__Goal__
Type out the records that follow, exactly as given.

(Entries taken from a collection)
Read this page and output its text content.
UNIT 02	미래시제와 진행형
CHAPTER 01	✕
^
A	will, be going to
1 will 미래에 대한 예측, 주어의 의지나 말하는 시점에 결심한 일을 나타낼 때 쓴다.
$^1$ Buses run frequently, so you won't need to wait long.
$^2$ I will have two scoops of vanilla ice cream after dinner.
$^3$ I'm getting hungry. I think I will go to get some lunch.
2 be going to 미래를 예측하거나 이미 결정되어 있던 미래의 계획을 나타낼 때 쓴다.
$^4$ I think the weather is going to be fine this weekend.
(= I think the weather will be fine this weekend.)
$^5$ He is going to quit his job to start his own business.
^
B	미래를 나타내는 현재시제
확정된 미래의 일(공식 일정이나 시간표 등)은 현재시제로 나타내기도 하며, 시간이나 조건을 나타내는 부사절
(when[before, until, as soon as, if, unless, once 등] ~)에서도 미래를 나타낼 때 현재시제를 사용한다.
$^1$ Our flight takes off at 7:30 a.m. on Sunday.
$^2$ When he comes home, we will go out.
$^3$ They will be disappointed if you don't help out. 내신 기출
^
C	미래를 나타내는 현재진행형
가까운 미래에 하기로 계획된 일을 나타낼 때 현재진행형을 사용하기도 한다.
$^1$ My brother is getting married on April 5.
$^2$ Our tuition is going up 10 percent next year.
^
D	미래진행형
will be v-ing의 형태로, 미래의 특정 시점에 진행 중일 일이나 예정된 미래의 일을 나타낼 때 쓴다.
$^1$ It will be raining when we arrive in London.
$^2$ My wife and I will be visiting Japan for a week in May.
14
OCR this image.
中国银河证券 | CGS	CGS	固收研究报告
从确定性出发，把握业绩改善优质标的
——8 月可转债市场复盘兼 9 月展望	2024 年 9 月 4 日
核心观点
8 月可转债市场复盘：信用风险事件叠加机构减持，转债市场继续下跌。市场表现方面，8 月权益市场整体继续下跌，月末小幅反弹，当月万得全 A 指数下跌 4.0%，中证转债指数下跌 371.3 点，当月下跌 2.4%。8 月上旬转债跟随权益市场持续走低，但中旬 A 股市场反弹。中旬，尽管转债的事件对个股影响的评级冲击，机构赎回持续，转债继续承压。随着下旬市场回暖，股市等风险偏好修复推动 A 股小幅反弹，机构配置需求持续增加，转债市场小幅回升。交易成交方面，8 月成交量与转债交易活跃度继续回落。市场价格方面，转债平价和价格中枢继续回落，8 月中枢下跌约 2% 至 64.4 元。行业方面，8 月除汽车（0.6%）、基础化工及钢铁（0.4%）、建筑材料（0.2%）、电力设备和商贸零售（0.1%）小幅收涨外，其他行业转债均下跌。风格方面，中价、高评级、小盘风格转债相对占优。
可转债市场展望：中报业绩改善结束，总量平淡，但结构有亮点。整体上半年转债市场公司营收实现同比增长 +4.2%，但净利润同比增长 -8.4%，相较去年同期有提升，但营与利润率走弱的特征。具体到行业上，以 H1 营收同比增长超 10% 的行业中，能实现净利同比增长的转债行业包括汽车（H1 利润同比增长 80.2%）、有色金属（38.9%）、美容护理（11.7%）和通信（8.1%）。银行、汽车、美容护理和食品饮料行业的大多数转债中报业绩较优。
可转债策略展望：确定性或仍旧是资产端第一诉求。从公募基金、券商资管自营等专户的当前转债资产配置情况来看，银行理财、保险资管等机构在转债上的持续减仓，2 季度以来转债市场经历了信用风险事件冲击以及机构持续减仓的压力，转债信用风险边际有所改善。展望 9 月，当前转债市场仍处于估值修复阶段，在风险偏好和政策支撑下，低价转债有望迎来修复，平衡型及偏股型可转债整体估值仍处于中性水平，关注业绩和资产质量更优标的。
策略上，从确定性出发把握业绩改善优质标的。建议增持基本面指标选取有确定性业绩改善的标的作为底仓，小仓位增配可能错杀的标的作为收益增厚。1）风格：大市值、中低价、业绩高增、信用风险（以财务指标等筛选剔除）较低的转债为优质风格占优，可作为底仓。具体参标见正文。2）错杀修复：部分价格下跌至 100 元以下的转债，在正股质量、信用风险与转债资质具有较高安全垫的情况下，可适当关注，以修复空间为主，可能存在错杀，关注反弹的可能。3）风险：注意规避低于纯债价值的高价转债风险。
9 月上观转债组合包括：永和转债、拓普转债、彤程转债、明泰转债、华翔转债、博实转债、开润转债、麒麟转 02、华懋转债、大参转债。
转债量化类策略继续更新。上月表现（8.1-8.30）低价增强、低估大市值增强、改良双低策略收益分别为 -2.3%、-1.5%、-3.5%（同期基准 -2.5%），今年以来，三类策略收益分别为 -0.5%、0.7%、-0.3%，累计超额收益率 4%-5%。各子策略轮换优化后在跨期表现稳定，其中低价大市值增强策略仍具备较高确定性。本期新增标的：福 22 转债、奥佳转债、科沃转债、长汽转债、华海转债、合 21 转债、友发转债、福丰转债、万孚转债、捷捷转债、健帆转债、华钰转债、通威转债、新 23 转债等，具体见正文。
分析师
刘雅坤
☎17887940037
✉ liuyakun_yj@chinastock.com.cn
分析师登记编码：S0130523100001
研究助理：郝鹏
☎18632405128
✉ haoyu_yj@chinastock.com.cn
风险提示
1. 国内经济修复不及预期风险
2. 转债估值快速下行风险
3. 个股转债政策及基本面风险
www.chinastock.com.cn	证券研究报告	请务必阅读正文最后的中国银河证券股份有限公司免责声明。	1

__Full response__
Read this page and output its text content.
UNIT 02	미래시제와 진행형
CHAPTER 01	✕
^
A	will, be going to
1 will 미래에 대한 예측, 주어의 의지나 말하는 시점에 결심한 일을 나타낼 때 쓴다.
$^1$ Buses run frequently, so you won't need to wait long.
$^2$ I will have two scoops of vanilla ice cream after dinner.
$^3$ I'm getting hungry. I think I will go to get some lunch.
2 be going to 미래를 예측하거나 이미 결정되어 있던 미래의 계획을 나타낼 때 쓴다.
$^4$ I think the weather is going to be fine this weekend.
(= I think the weather will be fine this weekend.)
$^5$ He is going to quit his job to start his own business.
^
B	미래를 나타내는 현재시제
확정된 미래의 일(공식 일정이나 시간표 등)은 현재시제로 나타내기도 하며, 시간이나 조건을 나타내는 부사절
(when[before, until, as soon as, if, unless, once 등] ~)에서도 미래를 나타낼 때 현재시제를 사용한다.
$^1$ Our flight takes off at 7:30 a.m. on Sunday.
$^2$ When he comes home, we will go out.
$^3$ They will be disappointed if you don't help out. 내신 기출
^
C	미래를 나타내는 현재진행형
가까운 미래에 하기로 계획된 일을 나타낼 때 현재진행형을 사용하기도 한다.
$^1$ My brother is getting married on April 5.
$^2$ Our tuition is going up 10 percent next year.
^
D	미래진행형
will be v-ing의 형태로, 미래의 특정 시점에 진행 중일 일이나 예정된 미래의 일을 나타낼 때 쓴다.
$^1$ It will be raining when we arrive in London.
$^2$ My wife and I will be visiting Japan for a week in May.
14
OCR this image.
中国银河证券 | CGS	CGS	固收研究报告
从确定性出发，把握业绩改善优质标的
——8 月可转债市场复盘兼 9 月展望	2024 年 9 月 4 日
核心观点
8 月可转债市场复盘：信用风险事件叠加机构减持，转债市场继续下跌。市场表现方面，8 月权益市场整体继续下跌，月末小幅反弹，当月万得全 A 指数下跌 4.0%，中证转债指数下跌 371.3 点，当月下跌 2.4%。8 月上旬转债跟随权益市场持续走低，但中旬 A 股市场反弹。中旬，尽管转债的事件对个股影响的评级冲击，机构赎回持续，转债继续承压。随着下旬市场回暖，股市等风险偏好修复推动 A 股小幅反弹，机构配置需求持续增加，转债市场小幅回升。交易成交方面，8 月成交量与转债交易活跃度继续回落。市场价格方面，转债平价和价格中枢继续回落，8 月中枢下跌约 2% 至 64.4 元。行业方面，8 月除汽车（0.6%）、基础化工及钢铁（0.4%）、建筑材料（0.2%）、电力设备和商贸零售（0.1%）小幅收涨外，其他行业转债均下跌。风格方面，中价、高评级、小盘风格转债相对占优。
可转债市场展望：中报业绩改善结束，总量平淡，但结构有亮点。整体上半年转债市场公司营收实现同比增长 +4.2%，但净利润同比增长 -8.4%，相较去年同期有提升，但营与利润率走弱的特征。具体到行业上，以 H1 营收同比增长超 10% 的行业中，能实现净利同比增长的转债行业包括汽车（H1 利润同比增长 80.2%）、有色金属（38.9%）、美容护理（11.7%）和通信（8.1%）。银行、汽车、美容护理和食品饮料行业的大多数转债中报业绩较优。
可转债策略展望：确定性或仍旧是资产端第一诉求。从公募基金、券商资管自营等专户的当前转债资产配置情况来看，银行理财、保险资管等机构在转债上的持续减仓，2 季度以来转债市场经历了信用风险事件冲击以及机构持续减仓的压力，转债信用风险边际有所改善。展望 9 月，当前转债市场仍处于估值修复阶段，在风险偏好和政策支撑下，低价转债有望迎来修复，平衡型及偏股型可转债整体估值仍处于中性水平，关注业绩和资产质量更优标的。
策略上，从确定性出发把握业绩改善优质标的。建议增持基本面指标选取有确定性业绩改善的标的作为底仓，小仓位增配可能错杀的标的作为收益增厚。1）风格：大市值、中低价、业绩高增、信用风险（以财务指标等筛选剔除）较低的转债为优质风格占优，可作为底仓。具体参标见正文。2）错杀修复：部分价格下跌至 100 元以下的转债，在正股质量、信用风险与转债资质具有较高安全垫的情况下，可适当关注，以修复空间为主，可能存在错杀，关注反弹的可能。3）风险：注意规避低于纯债价值的高价转债风险。
9 月上观转债组合包括：永和转债、拓普转债、彤程转债、明泰转债、华翔转债、博实转债、开润转债、麒麟转 02、华懋转债、大参转债。
转债量化类策略继续更新。上月表现（8.1-8.30）低价增强、低估大市值增强、改良双低策略收益分别为 -2.3%、-1.5%、-3.5%（同期基准 -2.5%），今年以来，三类策略收益分别为 -0.5%、0.7%、-0.3%，累计超额收益率 4%-5%。各子策略轮换优化后在跨期表现稳定，其中低价大市值增强策略仍具备较高确定性。本期新增标的：福 22 转债、奥佳转债、科沃转债、长汽转债、华海转债、合 21 转债、友发转债、福丰转债、万孚转债、捷捷转债、健帆转债、华钰转债、通威转债、新 23 转债等，具体见正文。
分析师
刘雅坤
☎17887940037
✉ liuyakun_yj@chinastock.com.cn
分析师登记编码：S0130523100001
研究助理：郝鹏
☎18632405128
✉ haoyu_yj@chinastock.com.cn
风险提示
1. 国内经济修复不及预期风险
2. 转债估值快速下行风险
3. 个股转债政策及基本面风险
www.chinastock.com.cn	证券研究报告	请务必阅读正文最后的中国银河证券股份有限公司免责声明。	1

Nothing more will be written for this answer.